-- START OF INPUT FOR THIS TASK --

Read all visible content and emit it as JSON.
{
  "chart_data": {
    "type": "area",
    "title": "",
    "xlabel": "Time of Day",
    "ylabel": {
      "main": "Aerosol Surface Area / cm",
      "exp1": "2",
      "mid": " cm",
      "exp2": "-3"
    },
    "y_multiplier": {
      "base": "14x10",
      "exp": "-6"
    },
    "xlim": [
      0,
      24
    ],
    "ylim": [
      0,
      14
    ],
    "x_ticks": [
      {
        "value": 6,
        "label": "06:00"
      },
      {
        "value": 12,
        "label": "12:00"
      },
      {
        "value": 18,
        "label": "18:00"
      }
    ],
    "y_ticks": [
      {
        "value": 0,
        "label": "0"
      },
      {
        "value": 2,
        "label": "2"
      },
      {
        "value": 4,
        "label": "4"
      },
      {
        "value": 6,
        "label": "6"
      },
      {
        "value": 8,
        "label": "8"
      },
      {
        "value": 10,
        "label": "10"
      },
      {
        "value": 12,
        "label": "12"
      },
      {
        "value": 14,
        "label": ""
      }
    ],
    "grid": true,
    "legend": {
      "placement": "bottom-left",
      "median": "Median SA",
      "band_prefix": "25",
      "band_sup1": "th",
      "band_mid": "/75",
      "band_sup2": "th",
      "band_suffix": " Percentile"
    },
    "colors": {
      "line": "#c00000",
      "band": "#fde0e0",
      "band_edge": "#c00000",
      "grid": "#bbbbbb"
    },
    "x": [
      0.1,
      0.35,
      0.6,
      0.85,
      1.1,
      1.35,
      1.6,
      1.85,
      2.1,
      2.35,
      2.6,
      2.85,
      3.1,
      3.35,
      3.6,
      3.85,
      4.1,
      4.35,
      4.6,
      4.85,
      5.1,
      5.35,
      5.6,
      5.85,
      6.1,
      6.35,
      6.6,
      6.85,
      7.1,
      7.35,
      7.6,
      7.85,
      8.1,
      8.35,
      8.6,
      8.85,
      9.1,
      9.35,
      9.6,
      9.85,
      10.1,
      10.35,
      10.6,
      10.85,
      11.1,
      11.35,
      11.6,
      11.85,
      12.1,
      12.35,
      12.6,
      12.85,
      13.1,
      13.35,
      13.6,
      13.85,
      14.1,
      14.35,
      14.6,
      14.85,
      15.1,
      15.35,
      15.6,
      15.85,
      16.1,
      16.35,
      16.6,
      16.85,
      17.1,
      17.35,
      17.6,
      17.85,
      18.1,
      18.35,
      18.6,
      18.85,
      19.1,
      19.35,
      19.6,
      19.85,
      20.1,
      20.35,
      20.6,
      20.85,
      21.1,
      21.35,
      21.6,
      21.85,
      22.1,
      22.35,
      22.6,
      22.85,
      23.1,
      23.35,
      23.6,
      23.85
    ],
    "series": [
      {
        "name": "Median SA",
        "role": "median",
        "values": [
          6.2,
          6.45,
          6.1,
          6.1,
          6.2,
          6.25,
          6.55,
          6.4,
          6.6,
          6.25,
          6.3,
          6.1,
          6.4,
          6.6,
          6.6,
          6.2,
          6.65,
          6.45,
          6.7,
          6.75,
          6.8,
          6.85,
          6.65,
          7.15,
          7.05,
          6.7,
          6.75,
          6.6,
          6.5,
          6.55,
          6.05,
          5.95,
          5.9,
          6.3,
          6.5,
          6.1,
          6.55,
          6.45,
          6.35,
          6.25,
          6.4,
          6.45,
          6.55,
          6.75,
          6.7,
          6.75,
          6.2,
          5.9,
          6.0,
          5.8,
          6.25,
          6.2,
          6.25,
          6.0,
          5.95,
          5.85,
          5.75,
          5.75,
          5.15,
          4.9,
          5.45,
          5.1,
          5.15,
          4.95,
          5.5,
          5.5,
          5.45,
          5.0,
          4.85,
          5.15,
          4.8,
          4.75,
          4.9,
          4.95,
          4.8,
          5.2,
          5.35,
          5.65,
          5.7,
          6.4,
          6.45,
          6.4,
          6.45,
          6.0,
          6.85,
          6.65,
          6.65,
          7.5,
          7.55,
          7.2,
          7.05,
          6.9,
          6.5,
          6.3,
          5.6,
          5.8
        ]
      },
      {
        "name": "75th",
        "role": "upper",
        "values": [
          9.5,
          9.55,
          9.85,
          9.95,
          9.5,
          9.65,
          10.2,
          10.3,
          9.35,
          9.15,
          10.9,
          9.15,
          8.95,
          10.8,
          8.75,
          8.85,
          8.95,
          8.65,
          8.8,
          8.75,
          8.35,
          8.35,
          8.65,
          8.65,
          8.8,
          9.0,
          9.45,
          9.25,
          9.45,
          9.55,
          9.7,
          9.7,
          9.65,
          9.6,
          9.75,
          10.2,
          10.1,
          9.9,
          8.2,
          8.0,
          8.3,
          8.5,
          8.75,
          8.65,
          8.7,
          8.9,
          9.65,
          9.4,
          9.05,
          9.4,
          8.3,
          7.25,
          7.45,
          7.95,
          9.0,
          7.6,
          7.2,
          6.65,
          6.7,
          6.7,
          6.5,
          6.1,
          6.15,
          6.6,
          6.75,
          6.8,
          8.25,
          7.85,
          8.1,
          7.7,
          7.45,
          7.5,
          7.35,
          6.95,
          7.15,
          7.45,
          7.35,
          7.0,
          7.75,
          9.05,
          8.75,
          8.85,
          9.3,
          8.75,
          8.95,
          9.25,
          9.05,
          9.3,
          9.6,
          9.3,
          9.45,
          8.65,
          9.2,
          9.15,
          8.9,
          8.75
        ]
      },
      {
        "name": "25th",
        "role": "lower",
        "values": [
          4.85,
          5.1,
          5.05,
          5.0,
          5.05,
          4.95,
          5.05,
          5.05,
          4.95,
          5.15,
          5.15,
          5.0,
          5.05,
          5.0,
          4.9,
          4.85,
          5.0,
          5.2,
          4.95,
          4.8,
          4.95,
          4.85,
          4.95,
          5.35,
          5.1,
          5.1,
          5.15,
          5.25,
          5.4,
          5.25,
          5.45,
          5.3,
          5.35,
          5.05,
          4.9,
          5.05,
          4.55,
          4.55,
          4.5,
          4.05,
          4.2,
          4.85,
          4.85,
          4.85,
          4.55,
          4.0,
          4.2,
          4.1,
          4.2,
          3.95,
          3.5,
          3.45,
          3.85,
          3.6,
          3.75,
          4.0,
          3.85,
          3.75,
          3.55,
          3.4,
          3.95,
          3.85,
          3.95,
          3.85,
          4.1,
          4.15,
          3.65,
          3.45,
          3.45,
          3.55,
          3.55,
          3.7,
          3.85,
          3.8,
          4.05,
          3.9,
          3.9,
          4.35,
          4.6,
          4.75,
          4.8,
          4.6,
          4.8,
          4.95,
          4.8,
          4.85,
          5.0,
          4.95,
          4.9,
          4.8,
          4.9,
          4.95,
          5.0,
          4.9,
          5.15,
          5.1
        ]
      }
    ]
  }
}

-- END OF INPUT FOR THIS TASK --

Copy out each record exactly as given, omitting none.

THE ANSWER |
Read all visible content and emit it as JSON.
{
  "chart_data": {
    "type": "area",
    "title": "",
    "xlabel": "Time of Day",
    "ylabel": {
      "main": "Aerosol Surface Area / cm",
      "exp1": "2",
      "mid": " cm",
      "exp2": "-3"
    },
    "y_multiplier": {
      "base": "14x10",
      "exp": "-6"
    },
    "xlim": [
      0,
      24
    ],
    "ylim": [
      0,
      14
    ],
    "x_ticks": [
      {
        "value": 6,
        "label": "06:00"
      },
      {
        "value": 12,
        "label": "12:00"
      },
      {
        "value": 18,
        "label": "18:00"
      }
    ],
    "y_ticks": [
      {
        "value": 0,
        "label": "0"
      },
      {
        "value": 2,
        "label": "2"
      },
      {
        "value": 4,
        "label": "4"
      },
      {
        "value": 6,
        "label": "6"
      },
      {
        "value": 8,
        "label": "8"
      },
      {
        "value": 10,
        "label": "10"
      },
      {
        "value": 12,
        "label": "12"
      },
      {
        "value": 14,
        "label": ""
      }
    ],
    "grid": true,
    "legend": {
      "placement": "bottom-left",
      "median": "Median SA",
      "band_prefix": "25",
      "band_sup1": "th",
      "band_mid": "/75",
      "band_sup2": "th",
      "band_suffix": " Percentile"
    },
    "colors": {
      "line": "#c00000",
      "band": "#fde0e0",
      "band_edge": "#c00000",
      "grid": "#bbbbbb"
    },
    "x": [
      0.1,
      0.35,
      0.6,
      0.85,
      1.1,
      1.35,
      1.6,
      1.85,
      2.1,
      2.35,
      2.6,
      2.85,
      3.1,
      3.35,
      3.6,
      3.85,
      4.1,
      4.35,
      4.6,
      4.85,
      5.1,
      5.35,
      5.6,
      5.85,
      6.1,
      6.35,
      6.6,
      6.85,
      7.1,
      7.35,
      7.6,
      7.85,
      8.1,
      8.35,
      8.6,
      8.85,
      9.1,
      9.35,
      9.6,
      9.85,
      10.1,
      10.35,
      10.6,
      10.85,
      11.1,
      11.35,
      11.6,
      11.85,
      12.1,
      12.35,
      12.6,
      12.85,
      13.1,
      13.35,
      13.6,
      13.85,
      14.1,
      14.35,
      14.6,
      14.85,
      15.1,
      15.35,
      15.6,
      15.85,
      16.1,
      16.35,
      16.6,
      16.85,
      17.1,
      17.35,
      17.6,
      17.85,
      18.1,
      18.35,
      18.6,
      18.85,
      19.1,
      19.35,
      19.6,
      19.85,
      20.1,
      20.35,
      20.6,
      20.85,
      21.1,
      21.35,
      21.6,
      21.85,
      22.1,
      22.35,
      22.6,
      22.85,
      23.1,
      23.35,
      23.6,
      23.85
    ],
    "series": [
      {
        "name": "Median SA",
        "role": "median",
        "values": [
          6.2,
          6.45,
          6.1,
          6.1,
          6.2,
          6.25,
          6.55,
          6.4,
          6.6,
          6.25,
          6.3,
          6.1,
          6.4,
          6.6,
          6.6,
          6.2,
          6.65,
          6.45,
          6.7,
          6.75,
          6.8,
          6.85,
          6.65,
          7.15,
          7.05,
          6.7,
          6.75,
          6.6,
          6.5,
          6.55,
          6.05,
          5.95,
          5.9,
          6.3,
          6.5,
          6.1,
          6.55,
          6.45,
          6.35,
          6.25,
          6.4,
          6.45,
          6.55,
          6.75,
          6.7,
          6.75,
          6.2,
          5.9,
          6.0,
          5.8,
          6.25,
          6.2,
          6.25,
          6.0,
          5.95,
          5.85,
          5.75,
          5.75,
          5.15,
          4.9,
          5.45,
          5.1,
          5.15,
          4.95,
          5.5,
          5.5,
          5.45,
          5.0,
          4.85,
          5.15,
          4.8,
          4.75,
          4.9,
          4.95,
          4.8,
          5.2,
          5.35,
          5.65,
          5.7,
          6.4,
          6.45,
          6.4,
          6.45,
          6.0,
          6.85,
          6.65,
          6.65,
          7.5,
          7.55,
          7.2,
          7.05,
          6.9,
          6.5,
          6.3,
          5.6,
          5.8
        ]
      },
      {
        "name": "75th",
        "role": "upper",
        "values": [
          9.5,
          9.55,
          9.85,
          9.95,
          9.5,
          9.65,
          10.2,
          10.3,
          9.35,
          9.15,
          10.9,
          9.15,
          8.95,
          10.8,
          8.75,
          8.85,
          8.95,
          8.65,
          8.8,
          8.75,
          8.35,
          8.35,
          8.65,
          8.65,
          8.8,
          9.0,
          9.45,
          9.25,
          9.45,
          9.55,
          9.7,
          9.7,
          9.65,
          9.6,
          9.75,
          10.2,
          10.1,
          9.9,
          8.2,
          8.0,
          8.3,
          8.5,
          8.75,
          8.65,
          8.7,
          8.9,
          9.65,
          9.4,
          9.05,
          9.4,
          8.3,
          7.25,
          7.45,
          7.95,
          9.0,
          7.6,
          7.2,
          6.65,
          6.7,
          6.7,
          6.5,
          6.1,
          6.15,
          6.6,
          6.75,
          6.8,
          8.25,
          7.85,
          8.1,
          7.7,
          7.45,
          7.5,
          7.35,
          6.95,
          7.15,
          7.45,
          7.35,
          7.0,
          7.75,
          9.05,
          8.75,
          8.85,
          9.3,
          8.75,
          8.95,
          9.25,
          9.05,
          9.3,
          9.6,
          9.3,
          9.45,
          8.65,
          9.2,
          9.15,
          8.9,
          8.75
        ]
      },
      {
        "name": "25th",
        "role": "lower",
        "values": [
          4.85,
          5.1,
          5.05,
          5.0,
          5.05,
          4.95,
          5.05,
          5.05,
          4.95,
          5.15,
          5.15,
          5.0,
          5.05,
          5.0,
          4.9,
          4.85,
          5.0,
          5.2,
          4.95,
          4.8,
          4.95,
          4.85,
          4.95,
          5.35,
          5.1,
          5.1,
          5.15,
          5.25,
          5.4,
          5.25,
          5.45,
          5.3,
          5.35,
          5.05,
          4.9,
          5.05,
          4.55,
          4.55,
          4.5,
          4.05,
          4.2,
          4.85,
          4.85,
          4.85,
          4.55,
          4.0,
          4.2,
          4.1,
          4.2,
          3.95,
          3.5,
          3.45,
          3.85,
          3.6,
          3.75,
          4.0,
          3.85,
          3.75,
          3.55,
          3.4,
          3.95,
          3.85,
          3.95,
          3.85,
          4.1,
          4.15,
          3.65,
          3.45,
          3.45,
          3.55,
          3.55,
          3.7,
          3.85,
          3.8,
          4.05,
          3.9,
          3.9,
          4.35,
          4.6,
          4.75,
          4.8,
          4.6,
          4.8,
          4.95,
          4.8,
          4.85,
          5.0,
          4.95,
          4.9,
          4.8,
          4.9,
          4.95,
          5.0,
          4.9,
          5.15,
          5.1
        ]
      }
    ]
  }
}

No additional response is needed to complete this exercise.